** start Record excerpts **
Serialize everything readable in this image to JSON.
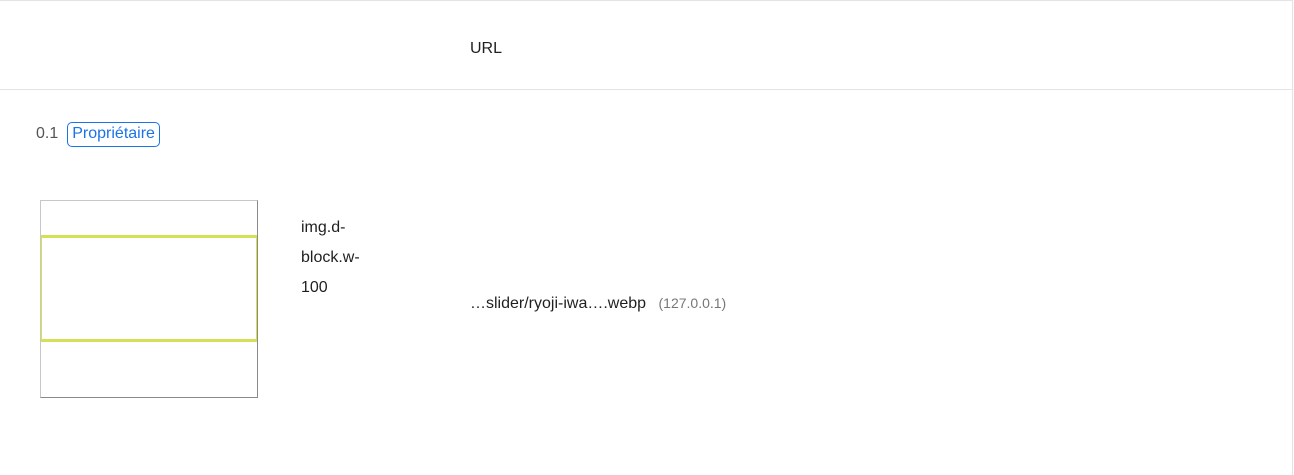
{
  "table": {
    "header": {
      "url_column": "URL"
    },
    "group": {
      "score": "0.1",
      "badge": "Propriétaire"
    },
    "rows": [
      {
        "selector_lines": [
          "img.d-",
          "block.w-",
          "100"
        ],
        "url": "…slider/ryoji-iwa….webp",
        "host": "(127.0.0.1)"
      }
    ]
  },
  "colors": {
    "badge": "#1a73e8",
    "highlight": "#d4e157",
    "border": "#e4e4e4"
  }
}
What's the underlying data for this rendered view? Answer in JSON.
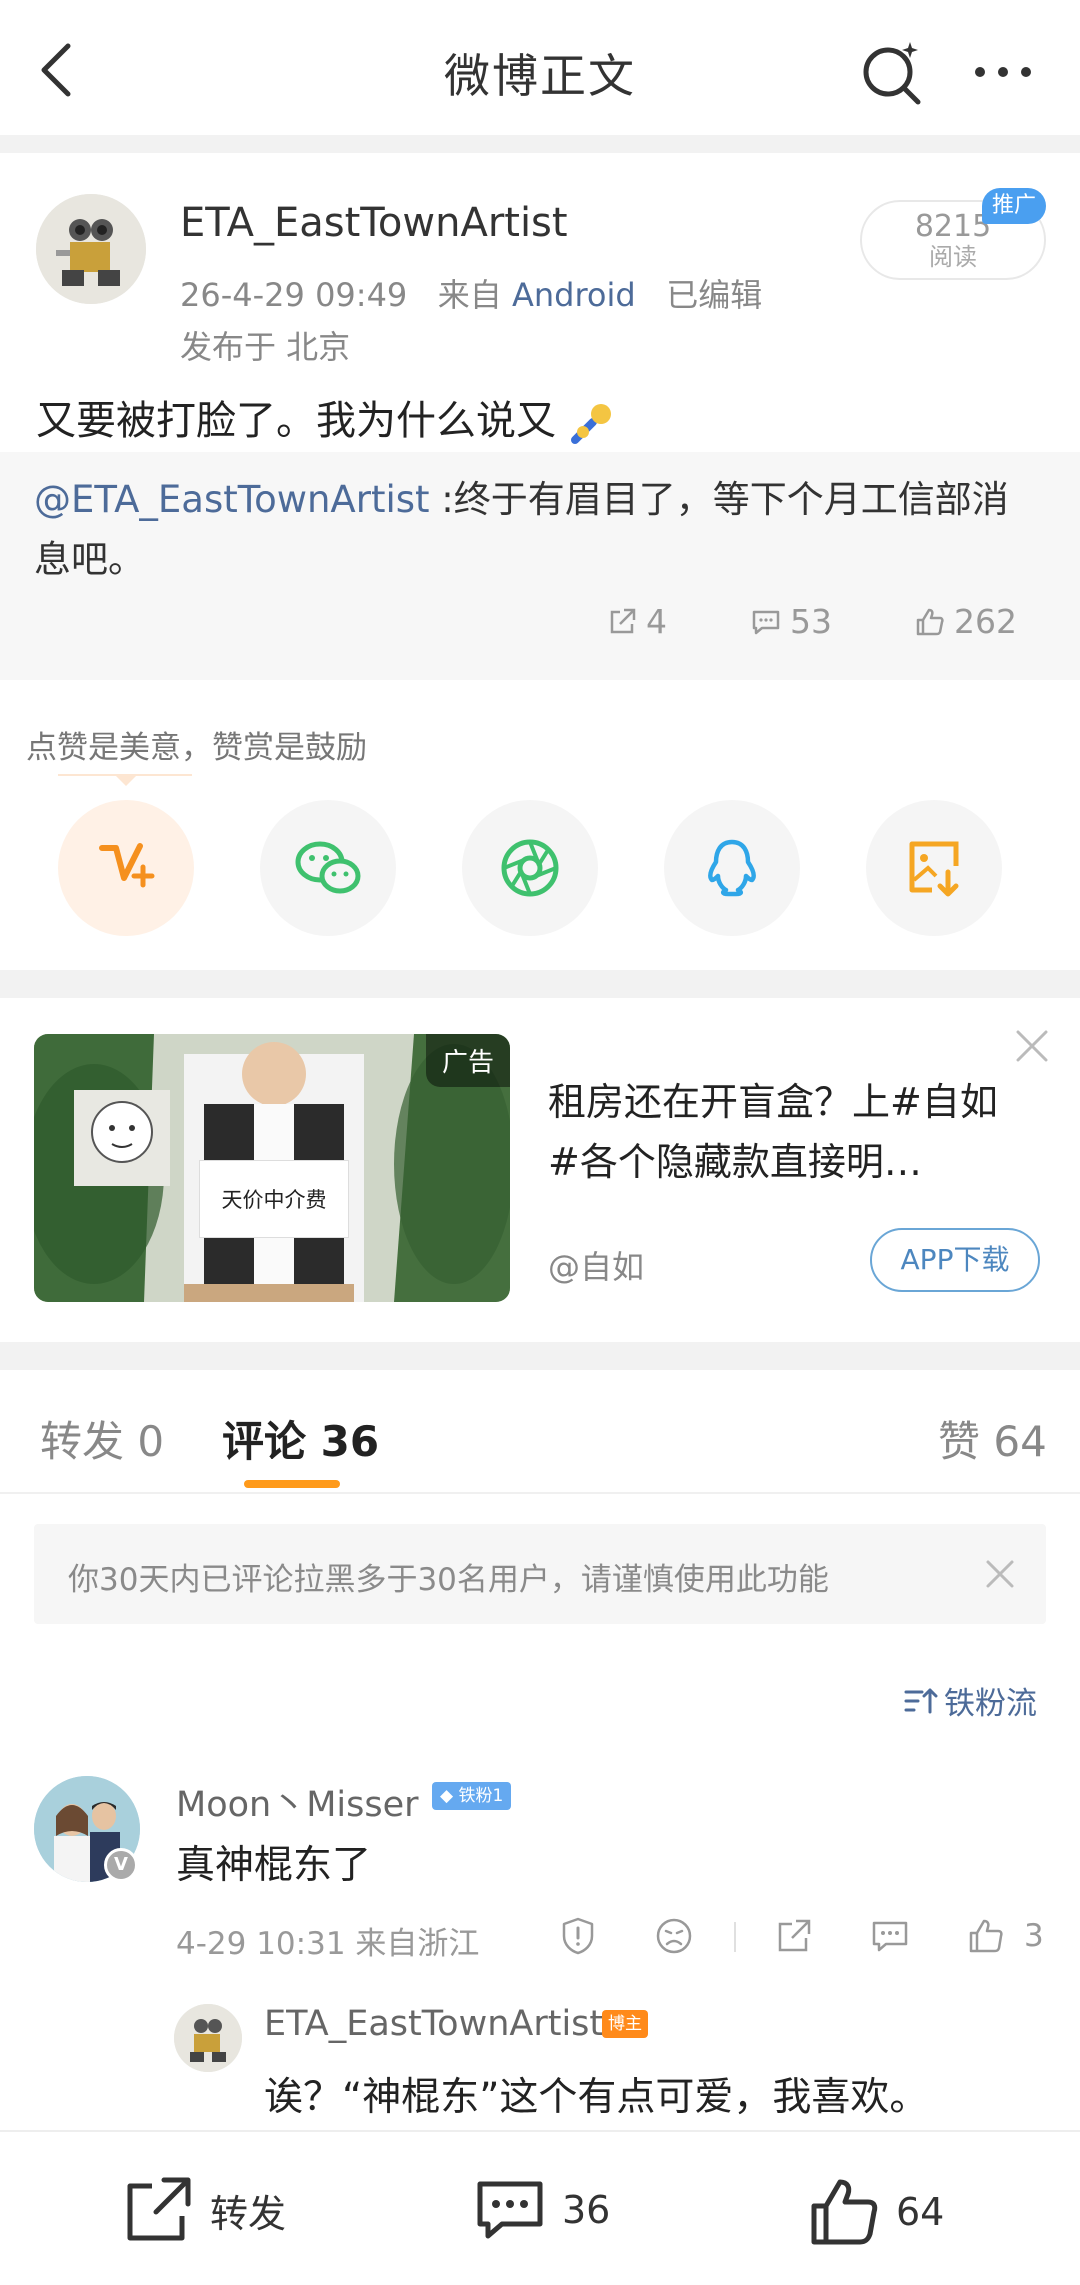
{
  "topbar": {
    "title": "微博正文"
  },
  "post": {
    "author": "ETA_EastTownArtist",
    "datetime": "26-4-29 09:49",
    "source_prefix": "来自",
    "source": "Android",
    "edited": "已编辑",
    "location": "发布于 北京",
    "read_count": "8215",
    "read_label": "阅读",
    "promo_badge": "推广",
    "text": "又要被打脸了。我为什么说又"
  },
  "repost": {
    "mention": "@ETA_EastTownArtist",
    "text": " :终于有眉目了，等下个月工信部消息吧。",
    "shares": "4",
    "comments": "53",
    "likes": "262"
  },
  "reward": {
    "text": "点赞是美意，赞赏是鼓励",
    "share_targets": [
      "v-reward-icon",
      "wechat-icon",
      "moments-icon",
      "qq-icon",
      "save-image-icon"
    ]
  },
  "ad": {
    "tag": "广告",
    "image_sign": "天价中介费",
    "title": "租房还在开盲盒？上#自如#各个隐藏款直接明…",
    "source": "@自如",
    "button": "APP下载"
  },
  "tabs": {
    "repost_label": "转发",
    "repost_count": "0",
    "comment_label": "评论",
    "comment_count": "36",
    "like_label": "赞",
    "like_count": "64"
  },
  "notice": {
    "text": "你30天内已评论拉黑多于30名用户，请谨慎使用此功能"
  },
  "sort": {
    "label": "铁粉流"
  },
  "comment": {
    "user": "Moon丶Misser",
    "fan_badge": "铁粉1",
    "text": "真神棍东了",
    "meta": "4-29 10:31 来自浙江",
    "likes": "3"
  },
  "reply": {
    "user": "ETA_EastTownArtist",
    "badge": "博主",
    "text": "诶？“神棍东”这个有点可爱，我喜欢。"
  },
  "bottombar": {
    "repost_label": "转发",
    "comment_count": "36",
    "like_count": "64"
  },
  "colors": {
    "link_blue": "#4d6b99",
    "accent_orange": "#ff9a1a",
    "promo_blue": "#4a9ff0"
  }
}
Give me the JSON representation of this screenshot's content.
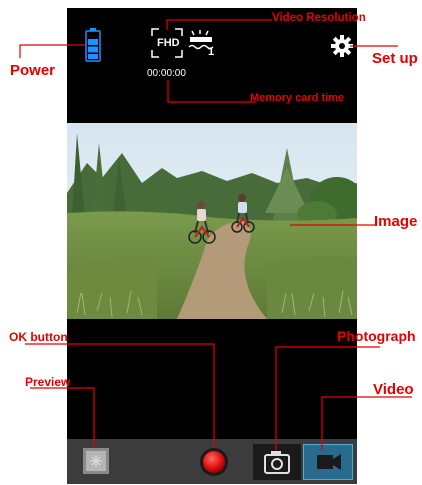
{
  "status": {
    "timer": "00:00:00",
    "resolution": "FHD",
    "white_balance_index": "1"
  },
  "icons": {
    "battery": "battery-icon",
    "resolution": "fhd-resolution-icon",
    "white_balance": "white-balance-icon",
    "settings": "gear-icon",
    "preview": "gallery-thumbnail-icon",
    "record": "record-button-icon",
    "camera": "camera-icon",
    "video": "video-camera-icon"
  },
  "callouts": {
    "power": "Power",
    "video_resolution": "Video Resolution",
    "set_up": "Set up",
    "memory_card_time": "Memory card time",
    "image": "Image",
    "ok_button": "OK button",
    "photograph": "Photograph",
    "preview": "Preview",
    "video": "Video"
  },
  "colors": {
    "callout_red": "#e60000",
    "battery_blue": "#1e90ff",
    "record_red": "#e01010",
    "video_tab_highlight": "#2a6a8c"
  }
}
** end Record excerpts **
→ **Aim of the task**
Give only the count of lines in which the string "user" appears.

→ **Final result**
2